**Data for this exercise**
--- BEGIN ---

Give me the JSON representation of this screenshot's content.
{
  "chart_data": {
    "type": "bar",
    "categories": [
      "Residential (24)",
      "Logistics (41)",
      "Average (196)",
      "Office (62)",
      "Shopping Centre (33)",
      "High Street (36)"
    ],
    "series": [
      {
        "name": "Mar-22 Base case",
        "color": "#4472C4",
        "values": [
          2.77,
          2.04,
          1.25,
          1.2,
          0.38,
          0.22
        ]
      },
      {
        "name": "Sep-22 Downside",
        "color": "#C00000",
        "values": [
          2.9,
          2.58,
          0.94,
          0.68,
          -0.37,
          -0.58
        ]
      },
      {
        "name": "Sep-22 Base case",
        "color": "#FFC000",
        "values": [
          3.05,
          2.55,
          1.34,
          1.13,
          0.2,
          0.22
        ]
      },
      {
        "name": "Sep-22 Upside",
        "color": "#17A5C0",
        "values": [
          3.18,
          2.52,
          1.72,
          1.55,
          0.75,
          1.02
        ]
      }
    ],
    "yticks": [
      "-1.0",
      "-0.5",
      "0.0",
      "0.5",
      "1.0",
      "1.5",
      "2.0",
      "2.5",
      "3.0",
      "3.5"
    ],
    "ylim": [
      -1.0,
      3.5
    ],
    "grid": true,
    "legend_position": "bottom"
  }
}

--- END ---

**Short problem**
Repeat the data precisely, line by line.

**Reply**
Give me the JSON representation of this screenshot's content.
{
  "chart_data": {
    "type": "bar",
    "categories": [
      "Residential (24)",
      "Logistics (41)",
      "Average (196)",
      "Office (62)",
      "Shopping Centre (33)",
      "High Street (36)"
    ],
    "series": [
      {
        "name": "Mar-22 Base case",
        "color": "#4472C4",
        "values": [
          2.77,
          2.04,
          1.25,
          1.2,
          0.38,
          0.22
        ]
      },
      {
        "name": "Sep-22 Downside",
        "color": "#C00000",
        "values": [
          2.9,
          2.58,
          0.94,
          0.68,
          -0.37,
          -0.58
        ]
      },
      {
        "name": "Sep-22 Base case",
        "color": "#FFC000",
        "values": [
          3.05,
          2.55,
          1.34,
          1.13,
          0.2,
          0.22
        ]
      },
      {
        "name": "Sep-22 Upside",
        "color": "#17A5C0",
        "values": [
          3.18,
          2.52,
          1.72,
          1.55,
          0.75,
          1.02
        ]
      }
    ],
    "yticks": [
      "-1.0",
      "-0.5",
      "0.0",
      "0.5",
      "1.0",
      "1.5",
      "2.0",
      "2.5",
      "3.0",
      "3.5"
    ],
    "ylim": [
      -1.0,
      3.5
    ],
    "grid": true,
    "legend_position": "bottom"
  }
}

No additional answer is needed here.